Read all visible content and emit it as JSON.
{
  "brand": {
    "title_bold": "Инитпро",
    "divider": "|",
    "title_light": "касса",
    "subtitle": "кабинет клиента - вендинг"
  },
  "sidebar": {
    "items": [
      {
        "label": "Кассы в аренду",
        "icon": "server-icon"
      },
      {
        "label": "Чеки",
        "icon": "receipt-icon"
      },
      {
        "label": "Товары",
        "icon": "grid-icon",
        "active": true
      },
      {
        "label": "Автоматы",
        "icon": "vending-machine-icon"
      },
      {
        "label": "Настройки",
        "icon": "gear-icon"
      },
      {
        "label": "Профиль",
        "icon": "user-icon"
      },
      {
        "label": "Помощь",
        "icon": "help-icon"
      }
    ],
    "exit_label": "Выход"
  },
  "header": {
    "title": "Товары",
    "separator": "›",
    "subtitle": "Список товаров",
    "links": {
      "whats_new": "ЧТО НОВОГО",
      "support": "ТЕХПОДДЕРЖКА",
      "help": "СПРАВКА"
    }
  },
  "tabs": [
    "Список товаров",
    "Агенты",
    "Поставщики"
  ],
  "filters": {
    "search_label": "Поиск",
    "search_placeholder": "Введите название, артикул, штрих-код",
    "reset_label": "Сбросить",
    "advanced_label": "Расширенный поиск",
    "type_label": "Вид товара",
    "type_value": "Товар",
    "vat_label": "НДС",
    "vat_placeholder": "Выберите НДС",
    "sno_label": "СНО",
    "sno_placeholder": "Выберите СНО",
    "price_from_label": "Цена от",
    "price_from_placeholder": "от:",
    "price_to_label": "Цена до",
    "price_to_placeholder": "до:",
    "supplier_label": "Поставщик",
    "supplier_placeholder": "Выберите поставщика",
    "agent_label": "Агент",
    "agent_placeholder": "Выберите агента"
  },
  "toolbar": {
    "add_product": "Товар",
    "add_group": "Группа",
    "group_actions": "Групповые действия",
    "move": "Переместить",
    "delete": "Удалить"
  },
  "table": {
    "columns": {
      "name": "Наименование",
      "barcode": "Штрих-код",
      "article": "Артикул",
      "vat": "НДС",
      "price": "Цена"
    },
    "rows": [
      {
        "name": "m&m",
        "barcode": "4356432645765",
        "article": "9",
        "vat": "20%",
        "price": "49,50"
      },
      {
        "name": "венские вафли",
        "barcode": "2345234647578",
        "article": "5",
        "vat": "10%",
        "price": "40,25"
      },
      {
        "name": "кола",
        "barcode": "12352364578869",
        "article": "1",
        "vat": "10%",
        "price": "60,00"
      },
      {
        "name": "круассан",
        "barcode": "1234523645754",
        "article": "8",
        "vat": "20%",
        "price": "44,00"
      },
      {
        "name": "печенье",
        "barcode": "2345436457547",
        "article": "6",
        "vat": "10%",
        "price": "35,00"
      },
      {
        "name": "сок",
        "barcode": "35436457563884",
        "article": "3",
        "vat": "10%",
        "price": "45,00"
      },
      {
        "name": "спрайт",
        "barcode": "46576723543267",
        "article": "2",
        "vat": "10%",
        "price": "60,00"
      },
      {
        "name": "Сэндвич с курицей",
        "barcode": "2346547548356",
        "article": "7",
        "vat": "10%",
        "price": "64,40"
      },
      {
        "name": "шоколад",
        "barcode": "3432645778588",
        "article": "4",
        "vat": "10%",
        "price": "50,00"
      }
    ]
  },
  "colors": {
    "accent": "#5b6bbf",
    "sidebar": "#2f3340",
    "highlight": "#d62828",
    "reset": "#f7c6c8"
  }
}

########################################

Requirement =
Write out all the data again, exactly as it appears.

The output =
Read all visible content and emit it as JSON.
{
  "brand": {
    "title_bold": "Инитпро",
    "divider": "|",
    "title_light": "касса",
    "subtitle": "кабинет клиента - вендинг"
  },
  "sidebar": {
    "items": [
      {
        "label": "Кассы в аренду",
        "icon": "server-icon"
      },
      {
        "label": "Чеки",
        "icon": "receipt-icon"
      },
      {
        "label": "Товары",
        "icon": "grid-icon",
        "active": true
      },
      {
        "label": "Автоматы",
        "icon": "vending-machine-icon"
      },
      {
        "label": "Настройки",
        "icon": "gear-icon"
      },
      {
        "label": "Профиль",
        "icon": "user-icon"
      },
      {
        "label": "Помощь",
        "icon": "help-icon"
      }
    ],
    "exit_label": "Выход"
  },
  "header": {
    "title": "Товары",
    "separator": "›",
    "subtitle": "Список товаров",
    "links": {
      "whats_new": "ЧТО НОВОГО",
      "support": "ТЕХПОДДЕРЖКА",
      "help": "СПРАВКА"
    }
  },
  "tabs": [
    "Список товаров",
    "Агенты",
    "Поставщики"
  ],
  "filters": {
    "search_label": "Поиск",
    "search_placeholder": "Введите название, артикул, штрих-код",
    "reset_label": "Сбросить",
    "advanced_label": "Расширенный поиск",
    "type_label": "Вид товара",
    "type_value": "Товар",
    "vat_label": "НДС",
    "vat_placeholder": "Выберите НДС",
    "sno_label": "СНО",
    "sno_placeholder": "Выберите СНО",
    "price_from_label": "Цена от",
    "price_from_placeholder": "от:",
    "price_to_label": "Цена до",
    "price_to_placeholder": "до:",
    "supplier_label": "Поставщик",
    "supplier_placeholder": "Выберите поставщика",
    "agent_label": "Агент",
    "agent_placeholder": "Выберите агента"
  },
  "toolbar": {
    "add_product": "Товар",
    "add_group": "Группа",
    "group_actions": "Групповые действия",
    "move": "Переместить",
    "delete": "Удалить"
  },
  "table": {
    "columns": {
      "name": "Наименование",
      "barcode": "Штрих-код",
      "article": "Артикул",
      "vat": "НДС",
      "price": "Цена"
    },
    "rows": [
      {
        "name": "m&m",
        "barcode": "4356432645765",
        "article": "9",
        "vat": "20%",
        "price": "49,50"
      },
      {
        "name": "венские вафли",
        "barcode": "2345234647578",
        "article": "5",
        "vat": "10%",
        "price": "40,25"
      },
      {
        "name": "кола",
        "barcode": "12352364578869",
        "article": "1",
        "vat": "10%",
        "price": "60,00"
      },
      {
        "name": "круассан",
        "barcode": "1234523645754",
        "article": "8",
        "vat": "20%",
        "price": "44,00"
      },
      {
        "name": "печенье",
        "barcode": "2345436457547",
        "article": "6",
        "vat": "10%",
        "price": "35,00"
      },
      {
        "name": "сок",
        "barcode": "35436457563884",
        "article": "3",
        "vat": "10%",
        "price": "45,00"
      },
      {
        "name": "спрайт",
        "barcode": "46576723543267",
        "article": "2",
        "vat": "10%",
        "price": "60,00"
      },
      {
        "name": "Сэндвич с курицей",
        "barcode": "2346547548356",
        "article": "7",
        "vat": "10%",
        "price": "64,40"
      },
      {
        "name": "шоколад",
        "barcode": "3432645778588",
        "article": "4",
        "vat": "10%",
        "price": "50,00"
      }
    ]
  },
  "colors": {
    "accent": "#5b6bbf",
    "sidebar": "#2f3340",
    "highlight": "#d62828",
    "reset": "#f7c6c8"
  }
}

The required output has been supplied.